## OBJECTIVE:
Pick out each line with the word "ylabel" from the material that follows.

Start of RECORDS FOR THIS EXERCISE

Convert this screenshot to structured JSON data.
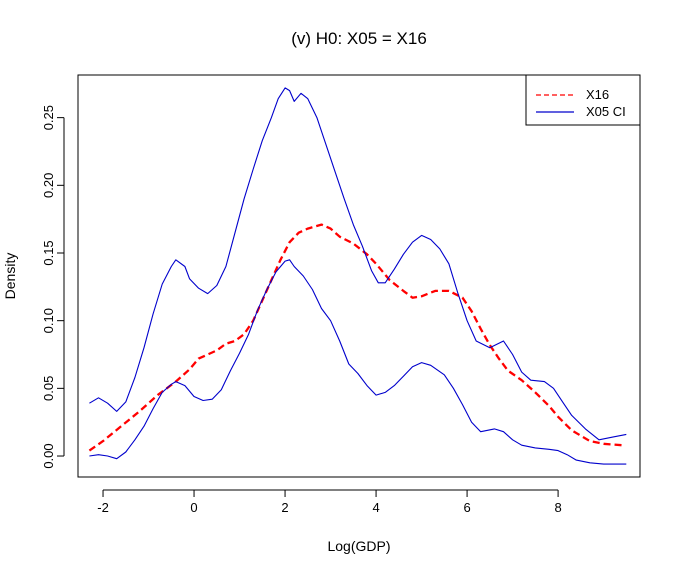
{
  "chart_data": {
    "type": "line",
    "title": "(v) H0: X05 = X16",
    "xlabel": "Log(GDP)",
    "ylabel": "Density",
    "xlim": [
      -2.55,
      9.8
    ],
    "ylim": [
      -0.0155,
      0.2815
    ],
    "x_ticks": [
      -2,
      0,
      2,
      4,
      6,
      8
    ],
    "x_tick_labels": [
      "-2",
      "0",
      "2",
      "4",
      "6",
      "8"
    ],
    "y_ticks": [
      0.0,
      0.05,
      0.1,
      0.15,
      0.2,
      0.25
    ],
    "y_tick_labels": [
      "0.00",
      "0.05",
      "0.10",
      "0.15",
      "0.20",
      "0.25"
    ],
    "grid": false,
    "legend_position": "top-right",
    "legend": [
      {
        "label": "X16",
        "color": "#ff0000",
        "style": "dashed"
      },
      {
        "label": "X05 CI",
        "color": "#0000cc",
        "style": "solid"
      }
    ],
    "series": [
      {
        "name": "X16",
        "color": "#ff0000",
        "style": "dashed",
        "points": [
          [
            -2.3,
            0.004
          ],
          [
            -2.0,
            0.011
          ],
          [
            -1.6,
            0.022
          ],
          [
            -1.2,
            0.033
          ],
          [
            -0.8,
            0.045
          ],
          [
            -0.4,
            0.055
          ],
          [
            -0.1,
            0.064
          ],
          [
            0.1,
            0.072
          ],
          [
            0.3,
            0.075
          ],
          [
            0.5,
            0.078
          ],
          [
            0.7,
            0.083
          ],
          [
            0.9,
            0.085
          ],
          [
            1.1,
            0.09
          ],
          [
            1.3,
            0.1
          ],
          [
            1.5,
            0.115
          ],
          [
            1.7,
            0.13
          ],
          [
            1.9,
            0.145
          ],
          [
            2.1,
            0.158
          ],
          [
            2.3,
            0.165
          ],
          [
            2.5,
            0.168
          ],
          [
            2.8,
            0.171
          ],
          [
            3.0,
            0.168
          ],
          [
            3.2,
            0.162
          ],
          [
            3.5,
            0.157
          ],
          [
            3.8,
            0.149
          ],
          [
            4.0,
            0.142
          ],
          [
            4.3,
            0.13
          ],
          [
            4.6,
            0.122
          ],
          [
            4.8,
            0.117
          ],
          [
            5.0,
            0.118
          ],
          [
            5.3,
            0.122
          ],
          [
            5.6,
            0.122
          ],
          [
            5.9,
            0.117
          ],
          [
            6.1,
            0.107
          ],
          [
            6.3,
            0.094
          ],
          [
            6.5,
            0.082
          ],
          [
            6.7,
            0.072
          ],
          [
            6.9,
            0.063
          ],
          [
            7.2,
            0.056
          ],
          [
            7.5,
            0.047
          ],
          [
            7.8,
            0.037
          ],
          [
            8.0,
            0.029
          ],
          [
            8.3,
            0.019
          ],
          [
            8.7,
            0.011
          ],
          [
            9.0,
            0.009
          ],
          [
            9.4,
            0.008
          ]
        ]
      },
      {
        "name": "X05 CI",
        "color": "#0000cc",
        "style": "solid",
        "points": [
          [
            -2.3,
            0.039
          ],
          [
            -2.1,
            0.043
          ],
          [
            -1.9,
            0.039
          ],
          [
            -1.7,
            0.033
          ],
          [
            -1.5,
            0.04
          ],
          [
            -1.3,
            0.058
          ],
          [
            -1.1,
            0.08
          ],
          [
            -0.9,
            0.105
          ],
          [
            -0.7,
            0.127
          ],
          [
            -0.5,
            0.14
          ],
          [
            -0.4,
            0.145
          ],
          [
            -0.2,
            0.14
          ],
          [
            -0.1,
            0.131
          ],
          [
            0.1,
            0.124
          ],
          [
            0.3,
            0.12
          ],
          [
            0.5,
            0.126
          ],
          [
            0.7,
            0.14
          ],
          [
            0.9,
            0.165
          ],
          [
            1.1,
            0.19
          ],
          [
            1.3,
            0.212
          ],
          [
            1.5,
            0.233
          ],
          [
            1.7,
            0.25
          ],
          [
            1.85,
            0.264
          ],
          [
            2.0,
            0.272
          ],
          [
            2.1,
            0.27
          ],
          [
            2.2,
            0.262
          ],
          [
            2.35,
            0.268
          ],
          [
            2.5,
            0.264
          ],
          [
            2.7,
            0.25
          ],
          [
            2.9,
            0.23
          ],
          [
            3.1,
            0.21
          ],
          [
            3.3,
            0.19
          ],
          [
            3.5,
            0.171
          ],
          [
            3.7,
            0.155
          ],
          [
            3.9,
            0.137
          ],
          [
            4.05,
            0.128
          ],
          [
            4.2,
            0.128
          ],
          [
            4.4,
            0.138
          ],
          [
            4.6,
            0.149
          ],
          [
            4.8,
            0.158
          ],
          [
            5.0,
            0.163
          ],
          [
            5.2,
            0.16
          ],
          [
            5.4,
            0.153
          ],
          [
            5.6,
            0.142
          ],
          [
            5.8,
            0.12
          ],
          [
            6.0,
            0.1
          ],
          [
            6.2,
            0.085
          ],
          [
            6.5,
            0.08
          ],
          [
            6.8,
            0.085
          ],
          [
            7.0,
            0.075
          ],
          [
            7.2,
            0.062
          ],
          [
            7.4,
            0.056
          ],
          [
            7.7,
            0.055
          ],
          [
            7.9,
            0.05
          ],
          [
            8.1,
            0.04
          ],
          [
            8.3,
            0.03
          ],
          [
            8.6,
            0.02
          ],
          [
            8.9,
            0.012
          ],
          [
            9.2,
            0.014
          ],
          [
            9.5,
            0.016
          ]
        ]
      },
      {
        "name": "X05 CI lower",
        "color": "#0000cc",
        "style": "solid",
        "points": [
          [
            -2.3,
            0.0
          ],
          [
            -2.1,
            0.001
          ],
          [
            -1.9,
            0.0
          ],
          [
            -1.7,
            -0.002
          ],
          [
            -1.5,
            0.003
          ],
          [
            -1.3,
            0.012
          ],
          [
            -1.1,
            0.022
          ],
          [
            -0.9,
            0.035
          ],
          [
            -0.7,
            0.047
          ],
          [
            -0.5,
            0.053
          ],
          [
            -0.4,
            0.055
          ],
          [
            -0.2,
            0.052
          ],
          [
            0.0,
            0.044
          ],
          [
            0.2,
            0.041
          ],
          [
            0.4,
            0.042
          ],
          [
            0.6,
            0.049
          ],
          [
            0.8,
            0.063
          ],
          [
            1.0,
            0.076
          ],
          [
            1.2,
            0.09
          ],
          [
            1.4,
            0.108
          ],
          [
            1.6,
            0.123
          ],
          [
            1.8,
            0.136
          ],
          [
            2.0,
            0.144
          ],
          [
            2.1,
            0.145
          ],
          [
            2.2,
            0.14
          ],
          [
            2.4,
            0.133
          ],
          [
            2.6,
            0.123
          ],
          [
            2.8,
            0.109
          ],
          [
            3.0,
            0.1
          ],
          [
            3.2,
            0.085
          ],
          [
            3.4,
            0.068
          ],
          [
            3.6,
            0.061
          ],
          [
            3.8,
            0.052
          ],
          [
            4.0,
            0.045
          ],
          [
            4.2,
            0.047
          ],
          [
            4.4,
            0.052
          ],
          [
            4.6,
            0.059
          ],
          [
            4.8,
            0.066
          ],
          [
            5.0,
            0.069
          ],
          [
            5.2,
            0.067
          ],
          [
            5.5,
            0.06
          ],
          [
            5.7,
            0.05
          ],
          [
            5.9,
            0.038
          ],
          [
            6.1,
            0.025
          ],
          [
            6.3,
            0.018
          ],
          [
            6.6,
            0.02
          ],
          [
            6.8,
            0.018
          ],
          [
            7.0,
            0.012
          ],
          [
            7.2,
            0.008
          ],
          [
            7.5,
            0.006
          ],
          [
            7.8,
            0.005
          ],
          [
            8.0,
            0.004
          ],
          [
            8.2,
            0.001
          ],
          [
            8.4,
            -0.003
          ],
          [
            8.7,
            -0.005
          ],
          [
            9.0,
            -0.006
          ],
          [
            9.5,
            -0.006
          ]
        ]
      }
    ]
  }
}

End of RECORDS FOR THIS EXERCISE
Start of RECORDS FOR THIS EXERCISE

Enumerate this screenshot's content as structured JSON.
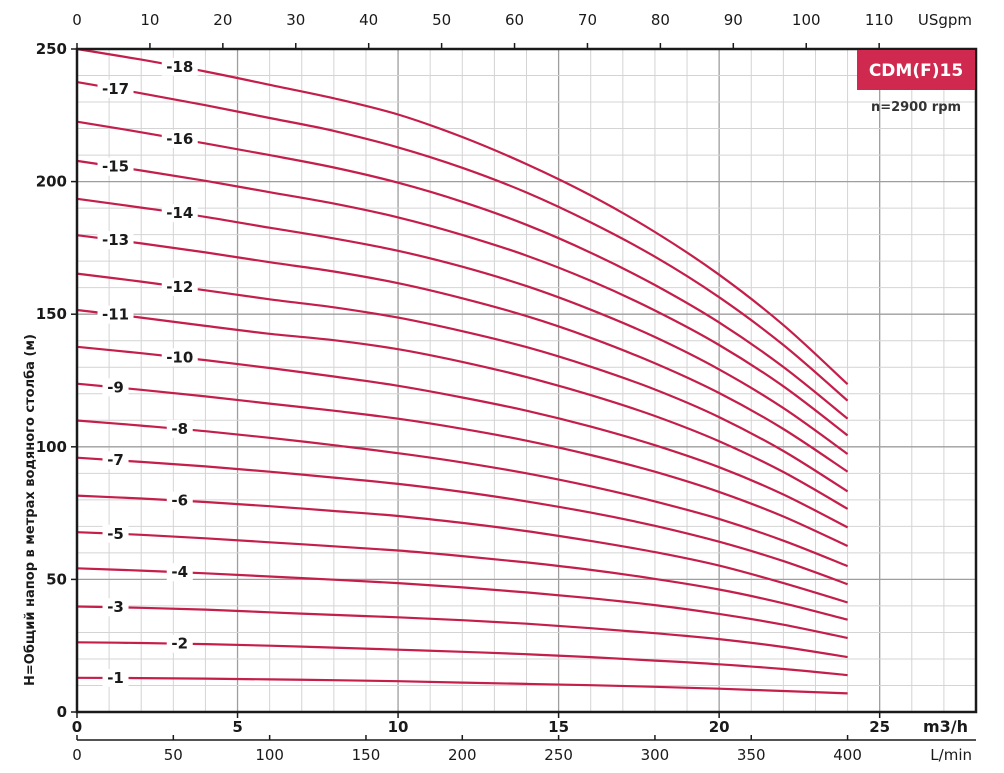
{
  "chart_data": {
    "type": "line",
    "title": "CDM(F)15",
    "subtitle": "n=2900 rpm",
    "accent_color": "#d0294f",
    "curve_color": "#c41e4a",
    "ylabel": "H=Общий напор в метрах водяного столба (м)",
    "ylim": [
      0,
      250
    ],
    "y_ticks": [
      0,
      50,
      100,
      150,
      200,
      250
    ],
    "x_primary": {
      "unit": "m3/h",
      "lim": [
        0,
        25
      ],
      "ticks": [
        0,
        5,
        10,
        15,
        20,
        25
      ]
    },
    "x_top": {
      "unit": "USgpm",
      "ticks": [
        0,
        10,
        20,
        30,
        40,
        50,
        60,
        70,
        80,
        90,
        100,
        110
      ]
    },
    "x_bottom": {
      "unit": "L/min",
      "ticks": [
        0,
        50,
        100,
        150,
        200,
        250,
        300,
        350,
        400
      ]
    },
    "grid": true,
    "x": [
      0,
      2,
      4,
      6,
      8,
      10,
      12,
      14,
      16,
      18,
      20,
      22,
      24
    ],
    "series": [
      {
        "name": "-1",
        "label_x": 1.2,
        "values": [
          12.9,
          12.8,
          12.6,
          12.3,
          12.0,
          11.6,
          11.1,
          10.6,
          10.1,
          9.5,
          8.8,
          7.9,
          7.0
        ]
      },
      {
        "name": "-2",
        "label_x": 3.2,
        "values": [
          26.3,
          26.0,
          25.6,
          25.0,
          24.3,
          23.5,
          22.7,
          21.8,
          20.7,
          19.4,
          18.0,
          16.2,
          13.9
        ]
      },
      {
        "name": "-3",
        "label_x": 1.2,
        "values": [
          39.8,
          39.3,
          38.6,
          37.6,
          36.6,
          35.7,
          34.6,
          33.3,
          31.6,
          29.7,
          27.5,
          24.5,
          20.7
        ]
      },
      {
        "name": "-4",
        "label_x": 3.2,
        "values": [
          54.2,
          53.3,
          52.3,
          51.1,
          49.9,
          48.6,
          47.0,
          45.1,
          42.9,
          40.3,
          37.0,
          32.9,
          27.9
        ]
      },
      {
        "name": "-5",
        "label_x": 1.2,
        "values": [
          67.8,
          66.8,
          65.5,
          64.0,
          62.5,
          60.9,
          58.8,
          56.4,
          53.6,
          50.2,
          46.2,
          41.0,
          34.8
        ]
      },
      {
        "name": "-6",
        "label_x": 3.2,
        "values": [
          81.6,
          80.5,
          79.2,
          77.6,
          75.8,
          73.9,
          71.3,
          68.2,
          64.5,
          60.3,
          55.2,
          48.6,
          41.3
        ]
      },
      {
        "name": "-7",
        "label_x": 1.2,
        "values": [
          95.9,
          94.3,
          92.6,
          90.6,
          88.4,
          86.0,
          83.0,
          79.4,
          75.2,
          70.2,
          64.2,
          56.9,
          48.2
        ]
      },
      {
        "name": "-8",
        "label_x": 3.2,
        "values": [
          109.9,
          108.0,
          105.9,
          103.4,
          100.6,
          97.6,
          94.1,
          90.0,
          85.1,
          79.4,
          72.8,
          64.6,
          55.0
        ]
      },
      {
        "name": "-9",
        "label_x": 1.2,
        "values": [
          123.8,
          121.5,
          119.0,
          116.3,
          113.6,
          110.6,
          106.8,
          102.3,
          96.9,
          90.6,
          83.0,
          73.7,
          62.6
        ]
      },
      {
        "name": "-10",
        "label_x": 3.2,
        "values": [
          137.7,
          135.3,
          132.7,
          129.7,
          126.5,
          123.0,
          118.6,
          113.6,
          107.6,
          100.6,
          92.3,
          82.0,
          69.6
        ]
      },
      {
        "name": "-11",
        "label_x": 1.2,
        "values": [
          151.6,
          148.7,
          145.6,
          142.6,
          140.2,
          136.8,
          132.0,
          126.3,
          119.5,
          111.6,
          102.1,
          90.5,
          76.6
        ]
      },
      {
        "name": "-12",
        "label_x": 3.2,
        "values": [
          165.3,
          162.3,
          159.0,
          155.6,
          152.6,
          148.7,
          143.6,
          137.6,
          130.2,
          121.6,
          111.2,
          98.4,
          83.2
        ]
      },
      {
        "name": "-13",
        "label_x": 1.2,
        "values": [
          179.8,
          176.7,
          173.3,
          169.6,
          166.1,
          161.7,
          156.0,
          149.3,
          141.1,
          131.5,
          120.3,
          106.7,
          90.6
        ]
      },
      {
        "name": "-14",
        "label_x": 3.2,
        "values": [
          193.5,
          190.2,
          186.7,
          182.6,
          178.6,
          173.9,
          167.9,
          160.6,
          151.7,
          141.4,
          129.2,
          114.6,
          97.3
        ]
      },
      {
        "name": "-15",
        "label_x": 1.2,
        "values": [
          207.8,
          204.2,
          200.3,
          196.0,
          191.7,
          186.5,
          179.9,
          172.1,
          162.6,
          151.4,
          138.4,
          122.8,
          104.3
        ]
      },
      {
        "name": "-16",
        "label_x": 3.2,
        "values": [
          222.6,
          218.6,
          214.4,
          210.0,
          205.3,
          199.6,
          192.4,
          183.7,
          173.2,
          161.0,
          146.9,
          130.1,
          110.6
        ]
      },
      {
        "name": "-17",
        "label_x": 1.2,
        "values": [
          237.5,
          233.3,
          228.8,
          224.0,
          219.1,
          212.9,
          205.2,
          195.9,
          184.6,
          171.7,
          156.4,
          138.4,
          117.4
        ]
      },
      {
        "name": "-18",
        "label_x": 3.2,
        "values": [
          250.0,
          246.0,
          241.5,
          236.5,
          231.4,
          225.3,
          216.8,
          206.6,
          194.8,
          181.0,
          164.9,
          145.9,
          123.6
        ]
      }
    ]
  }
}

End of RECORDS FOR THIS EXERCISE

## REPLY:
    "ylabel": "Density",
    "ylabel": "H=Общий напор в метрах водяного столба (м)",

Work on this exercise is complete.